Below are some entries; can you quote all of them exactly?

Stored data:
>> START

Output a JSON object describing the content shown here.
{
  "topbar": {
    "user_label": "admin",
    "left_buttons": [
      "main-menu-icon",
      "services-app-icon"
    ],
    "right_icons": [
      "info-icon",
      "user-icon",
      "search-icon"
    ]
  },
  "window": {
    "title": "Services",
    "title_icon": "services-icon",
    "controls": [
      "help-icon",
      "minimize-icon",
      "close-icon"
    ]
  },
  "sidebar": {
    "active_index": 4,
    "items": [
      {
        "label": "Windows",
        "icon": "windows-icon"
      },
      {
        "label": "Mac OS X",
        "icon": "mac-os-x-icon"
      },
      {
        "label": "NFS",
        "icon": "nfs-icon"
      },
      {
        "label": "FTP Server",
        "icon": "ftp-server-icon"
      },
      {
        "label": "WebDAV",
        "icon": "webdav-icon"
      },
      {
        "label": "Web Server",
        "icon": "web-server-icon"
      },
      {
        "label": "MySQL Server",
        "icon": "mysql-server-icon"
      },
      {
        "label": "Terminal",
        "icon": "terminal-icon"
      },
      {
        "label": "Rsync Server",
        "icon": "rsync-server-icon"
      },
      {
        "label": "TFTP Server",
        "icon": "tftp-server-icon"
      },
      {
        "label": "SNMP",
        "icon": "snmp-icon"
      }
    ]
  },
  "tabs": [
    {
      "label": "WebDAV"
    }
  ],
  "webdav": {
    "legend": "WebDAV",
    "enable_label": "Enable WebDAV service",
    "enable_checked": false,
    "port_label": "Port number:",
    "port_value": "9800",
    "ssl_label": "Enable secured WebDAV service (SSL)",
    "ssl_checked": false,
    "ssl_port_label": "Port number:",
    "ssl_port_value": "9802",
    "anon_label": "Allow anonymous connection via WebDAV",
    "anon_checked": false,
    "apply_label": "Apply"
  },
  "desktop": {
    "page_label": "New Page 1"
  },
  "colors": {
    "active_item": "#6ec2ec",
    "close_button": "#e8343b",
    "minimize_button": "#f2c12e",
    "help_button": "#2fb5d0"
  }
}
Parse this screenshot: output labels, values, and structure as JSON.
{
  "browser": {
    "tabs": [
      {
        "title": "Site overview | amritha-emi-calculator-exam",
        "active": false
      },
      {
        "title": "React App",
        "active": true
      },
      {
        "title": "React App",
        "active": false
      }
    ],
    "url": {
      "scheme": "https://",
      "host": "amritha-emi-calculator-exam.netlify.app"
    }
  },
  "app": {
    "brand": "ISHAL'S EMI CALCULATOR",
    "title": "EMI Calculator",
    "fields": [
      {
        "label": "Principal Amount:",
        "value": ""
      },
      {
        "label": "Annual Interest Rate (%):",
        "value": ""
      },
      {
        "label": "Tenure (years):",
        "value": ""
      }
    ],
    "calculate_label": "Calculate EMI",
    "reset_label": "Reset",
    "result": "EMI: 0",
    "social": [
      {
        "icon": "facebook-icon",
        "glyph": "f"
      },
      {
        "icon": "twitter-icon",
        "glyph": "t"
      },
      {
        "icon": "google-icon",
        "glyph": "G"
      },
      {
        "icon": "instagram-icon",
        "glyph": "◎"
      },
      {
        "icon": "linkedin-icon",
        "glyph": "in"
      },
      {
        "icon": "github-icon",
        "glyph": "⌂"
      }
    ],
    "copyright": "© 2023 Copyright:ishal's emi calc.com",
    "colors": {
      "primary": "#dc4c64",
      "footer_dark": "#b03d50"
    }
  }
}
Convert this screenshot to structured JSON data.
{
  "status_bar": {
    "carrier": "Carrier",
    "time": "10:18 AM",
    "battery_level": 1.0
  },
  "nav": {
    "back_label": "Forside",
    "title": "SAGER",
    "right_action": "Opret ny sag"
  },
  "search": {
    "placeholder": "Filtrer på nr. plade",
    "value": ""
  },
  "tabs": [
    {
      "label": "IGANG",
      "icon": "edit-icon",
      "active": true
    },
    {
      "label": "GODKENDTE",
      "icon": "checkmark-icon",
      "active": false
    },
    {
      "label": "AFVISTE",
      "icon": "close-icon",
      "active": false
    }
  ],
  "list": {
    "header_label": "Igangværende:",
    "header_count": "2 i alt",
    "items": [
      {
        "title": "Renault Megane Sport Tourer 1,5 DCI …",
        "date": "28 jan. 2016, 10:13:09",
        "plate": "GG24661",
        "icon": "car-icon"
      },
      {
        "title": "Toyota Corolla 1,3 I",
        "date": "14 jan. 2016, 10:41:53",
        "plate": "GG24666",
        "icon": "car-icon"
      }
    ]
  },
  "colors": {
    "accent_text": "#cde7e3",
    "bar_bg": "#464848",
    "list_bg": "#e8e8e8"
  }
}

>> END

[TASK RESULT]
Output a JSON object describing the content shown here.
{
  "topbar": {
    "user_label": "admin",
    "left_buttons": [
      "main-menu-icon",
      "services-app-icon"
    ],
    "right_icons": [
      "info-icon",
      "user-icon",
      "search-icon"
    ]
  },
  "window": {
    "title": "Services",
    "title_icon": "services-icon",
    "controls": [
      "help-icon",
      "minimize-icon",
      "close-icon"
    ]
  },
  "sidebar": {
    "active_index": 4,
    "items": [
      {
        "label": "Windows",
        "icon": "windows-icon"
      },
      {
        "label": "Mac OS X",
        "icon": "mac-os-x-icon"
      },
      {
        "label": "NFS",
        "icon": "nfs-icon"
      },
      {
        "label": "FTP Server",
        "icon": "ftp-server-icon"
      },
      {
        "label": "WebDAV",
        "icon": "webdav-icon"
      },
      {
        "label": "Web Server",
        "icon": "web-server-icon"
      },
      {
        "label": "MySQL Server",
        "icon": "mysql-server-icon"
      },
      {
        "label": "Terminal",
        "icon": "terminal-icon"
      },
      {
        "label": "Rsync Server",
        "icon": "rsync-server-icon"
      },
      {
        "label": "TFTP Server",
        "icon": "tftp-server-icon"
      },
      {
        "label": "SNMP",
        "icon": "snmp-icon"
      }
    ]
  },
  "tabs": [
    {
      "label": "WebDAV"
    }
  ],
  "webdav": {
    "legend": "WebDAV",
    "enable_label": "Enable WebDAV service",
    "enable_checked": false,
    "port_label": "Port number:",
    "port_value": "9800",
    "ssl_label": "Enable secured WebDAV service (SSL)",
    "ssl_checked": false,
    "ssl_port_label": "Port number:",
    "ssl_port_value": "9802",
    "anon_label": "Allow anonymous connection via WebDAV",
    "anon_checked": false,
    "apply_label": "Apply"
  },
  "desktop": {
    "page_label": "New Page 1"
  },
  "colors": {
    "active_item": "#6ec2ec",
    "close_button": "#e8343b",
    "minimize_button": "#f2c12e",
    "help_button": "#2fb5d0"
  }
}
Parse this screenshot: output labels, values, and structure as JSON.
{
  "browser": {
    "tabs": [
      {
        "title": "Site overview | amritha-emi-calculator-exam",
        "active": false
      },
      {
        "title": "React App",
        "active": true
      },
      {
        "title": "React App",
        "active": false
      }
    ],
    "url": {
      "scheme": "https://",
      "host": "amritha-emi-calculator-exam.netlify.app"
    }
  },
  "app": {
    "brand": "ISHAL'S EMI CALCULATOR",
    "title": "EMI Calculator",
    "fields": [
      {
        "label": "Principal Amount:",
        "value": ""
      },
      {
        "label": "Annual Interest Rate (%):",
        "value": ""
      },
      {
        "label": "Tenure (years):",
        "value": ""
      }
    ],
    "calculate_label": "Calculate EMI",
    "reset_label": "Reset",
    "result": "EMI: 0",
    "social": [
      {
        "icon": "facebook-icon",
        "glyph": "f"
      },
      {
        "icon": "twitter-icon",
        "glyph": "t"
      },
      {
        "icon": "google-icon",
        "glyph": "G"
      },
      {
        "icon": "instagram-icon",
        "glyph": "◎"
      },
      {
        "icon": "linkedin-icon",
        "glyph": "in"
      },
      {
        "icon": "github-icon",
        "glyph": "⌂"
      }
    ],
    "copyright": "© 2023 Copyright:ishal's emi calc.com",
    "colors": {
      "primary": "#dc4c64",
      "footer_dark": "#b03d50"
    }
  }
}
Convert this screenshot to structured JSON data.
{
  "status_bar": {
    "carrier": "Carrier",
    "time": "10:18 AM",
    "battery_level": 1.0
  },
  "nav": {
    "back_label": "Forside",
    "title": "SAGER",
    "right_action": "Opret ny sag"
  },
  "search": {
    "placeholder": "Filtrer på nr. plade",
    "value": ""
  },
  "tabs": [
    {
      "label": "IGANG",
      "icon": "edit-icon",
      "active": true
    },
    {
      "label": "GODKENDTE",
      "icon": "checkmark-icon",
      "active": false
    },
    {
      "label": "AFVISTE",
      "icon": "close-icon",
      "active": false
    }
  ],
  "list": {
    "header_label": "Igangværende:",
    "header_count": "2 i alt",
    "items": [
      {
        "title": "Renault Megane Sport Tourer 1,5 DCI …",
        "date": "28 jan. 2016, 10:13:09",
        "plate": "GG24661",
        "icon": "car-icon"
      },
      {
        "title": "Toyota Corolla 1,3 I",
        "date": "14 jan. 2016, 10:41:53",
        "plate": "GG24666",
        "icon": "car-icon"
      }
    ]
  },
  "colors": {
    "accent_text": "#cde7e3",
    "bar_bg": "#464848",
    "list_bg": "#e8e8e8"
  }
}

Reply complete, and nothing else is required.